WORK REQUIRED:
Below are some records. Pull every line that contains the word "chevron".

[Data listing]
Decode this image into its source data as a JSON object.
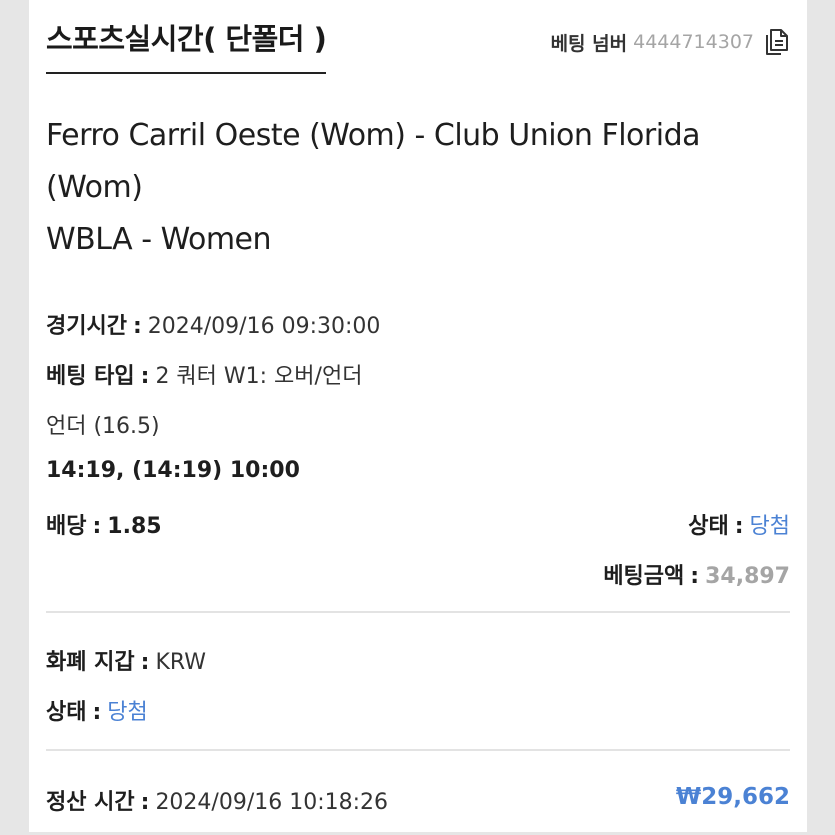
{
  "header": {
    "title": "스포츠실시간( 단폴더 )",
    "bet_number_label": "베팅 넘버",
    "bet_number_value": "4444714307"
  },
  "match": {
    "teams": "Ferro Carril Oeste (Wom) - Club Union Florida (Wom)",
    "league": "WBLA - Women"
  },
  "details": {
    "game_time_label": "경기시간",
    "game_time_value": "2024/09/16 09:30:00",
    "bet_type_label": "베팅 타입",
    "bet_type_value": "2 쿼터 W1: 오버/언더",
    "selection": "언더 (16.5)",
    "score": "14:19, (14:19) 10:00",
    "odds_label": "배당",
    "odds_value": "1.85",
    "status_label": "상태",
    "status_value": "당첨",
    "bet_amount_label": "베팅금액",
    "bet_amount_value": "34,897"
  },
  "wallet": {
    "currency_label": "화폐 지갑",
    "currency_value": "KRW",
    "status_label": "상태",
    "status_value": "당첨"
  },
  "settlement": {
    "time_label": "정산 시간",
    "time_value": "2024/09/16 10:18:26",
    "payout": "₩29,662"
  },
  "colors": {
    "accent_blue": "#4b82d4",
    "muted_grey": "#a5a5a5"
  },
  "icons": {
    "copy": "copy-icon"
  }
}
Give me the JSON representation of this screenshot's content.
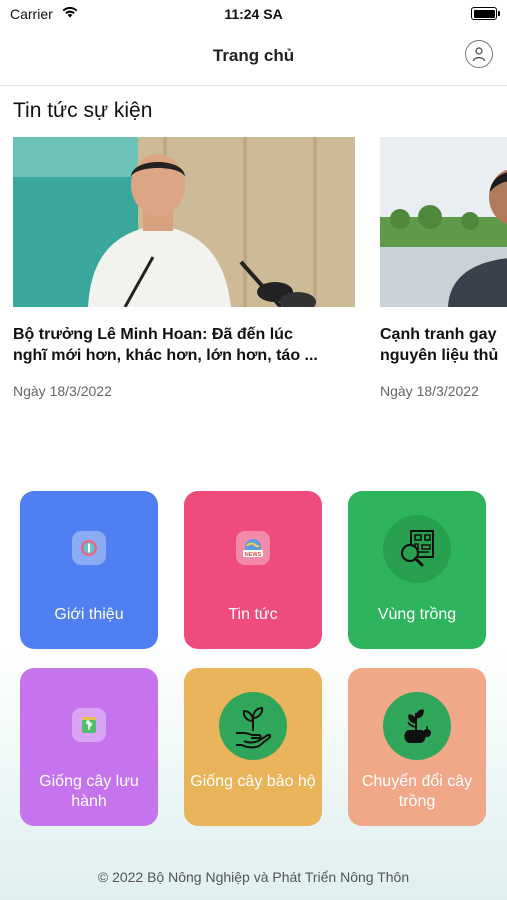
{
  "status_bar": {
    "carrier": "Carrier",
    "time": "11:24 SA"
  },
  "navbar": {
    "title": "Trang chủ"
  },
  "news": {
    "section_title": "Tin tức sự kiện",
    "items": [
      {
        "title": "Bộ trưởng Lê Minh Hoan: Đã đến lúc\nnghĩ mới hơn, khác hơn, lớn hơn, táo ...",
        "date": "Ngày 18/3/2022"
      },
      {
        "title": "Cạnh tranh gay\nnguyên liệu thủ",
        "date": "Ngày 18/3/2022"
      }
    ]
  },
  "tiles": [
    {
      "label": "Giới thiệu",
      "color": "#4f7ff0",
      "icon": "info-icon"
    },
    {
      "label": "Tin tức",
      "color": "#ee4c7c",
      "icon": "news-icon"
    },
    {
      "label": "Vùng trồng",
      "color": "#2fb45e",
      "icon": "map-search-icon"
    },
    {
      "label": "Giống cây lưu hành",
      "color": "#c674ee",
      "icon": "seed-bag-icon"
    },
    {
      "label": "Giống cây bảo hộ",
      "color": "#eab45a",
      "icon": "plant-hand-icon"
    },
    {
      "label": "Chuyển đổi cây trồng",
      "color": "#f0a888",
      "icon": "plant-convert-icon"
    }
  ],
  "footer": {
    "text": "© 2022 Bộ Nông Nghiệp và Phát Triển Nông Thôn"
  }
}
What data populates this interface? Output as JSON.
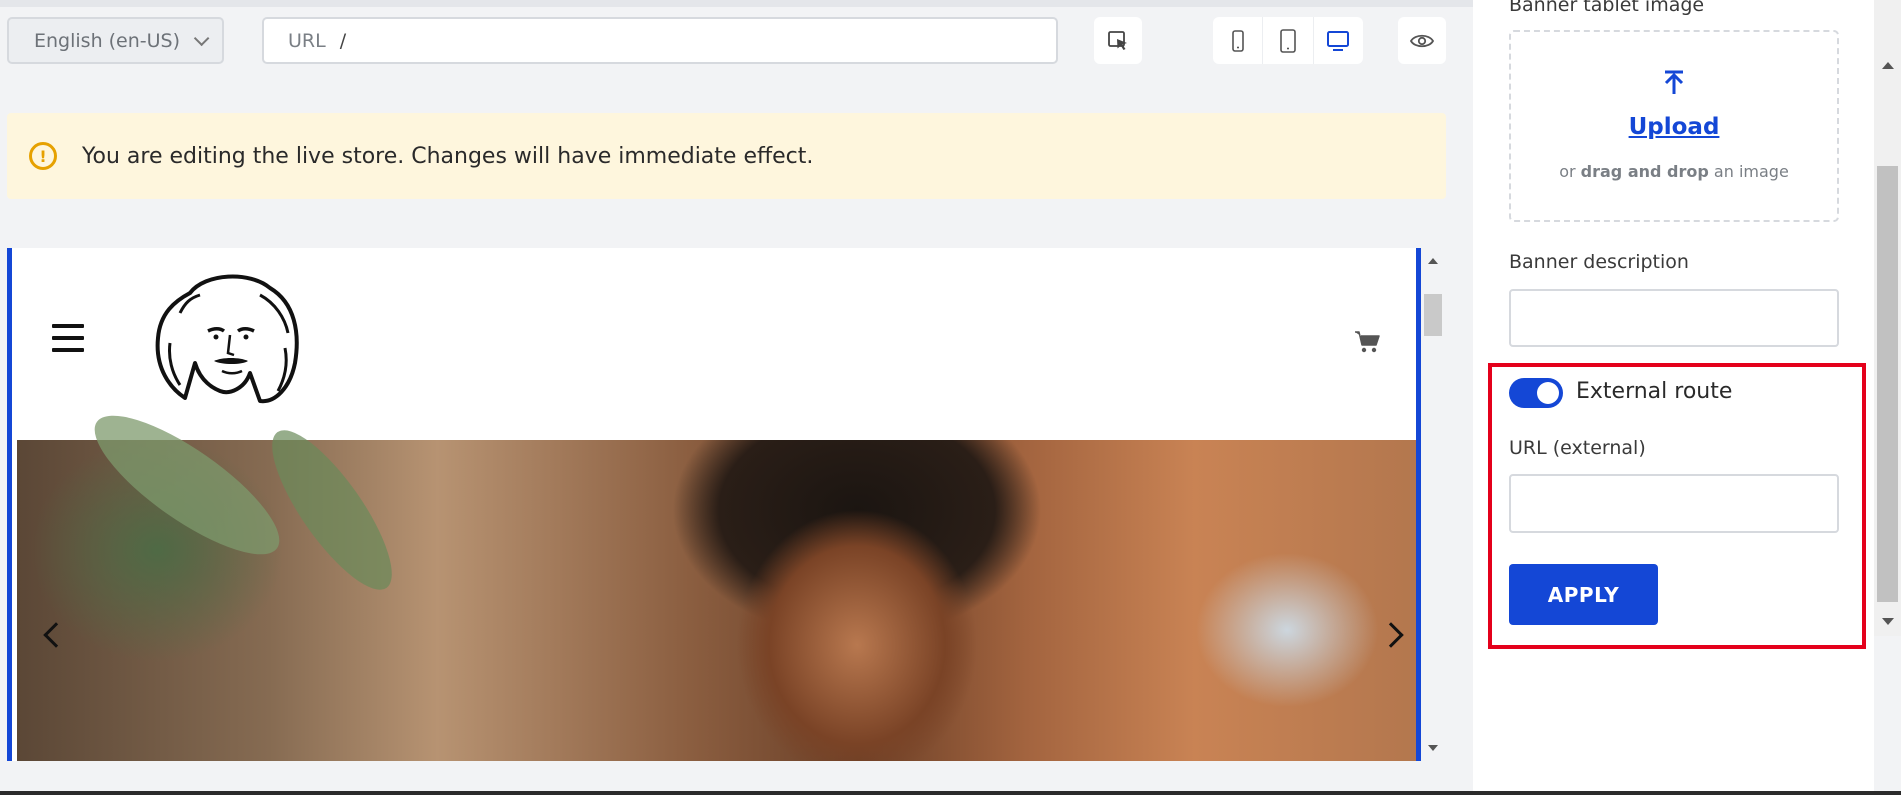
{
  "toolbar": {
    "language": "English (en-US)",
    "url_label": "URL",
    "url_value": "/"
  },
  "notice": {
    "text": "You are editing the live store. Changes will have immediate effect."
  },
  "panel": {
    "banner_tablet_image_label": "Banner tablet image",
    "upload_link": "Upload",
    "upload_hint_prefix": "or",
    "upload_hint_bold": "drag and drop",
    "upload_hint_suffix": "an image",
    "banner_description_label": "Banner description",
    "banner_description_value": "",
    "external_route_label": "External route",
    "external_route_enabled": true,
    "url_external_label": "URL (external)",
    "url_external_value": "",
    "apply_label": "APPLY"
  },
  "colors": {
    "accent": "#1447d6",
    "notice_bg": "#fef6dd",
    "warning": "#e6a100",
    "highlight": "#e4001b"
  },
  "icons": [
    "chevron-down-icon",
    "select-element-icon",
    "mobile-icon",
    "tablet-icon",
    "desktop-icon",
    "eye-icon",
    "warning-icon",
    "menu-icon",
    "cart-icon",
    "upload-arrow-icon",
    "chevron-left-icon",
    "chevron-right-icon"
  ]
}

RESULT BELOW:
    "chevron-down-icon",
    "chevron-left-icon",
    "chevron-right-icon"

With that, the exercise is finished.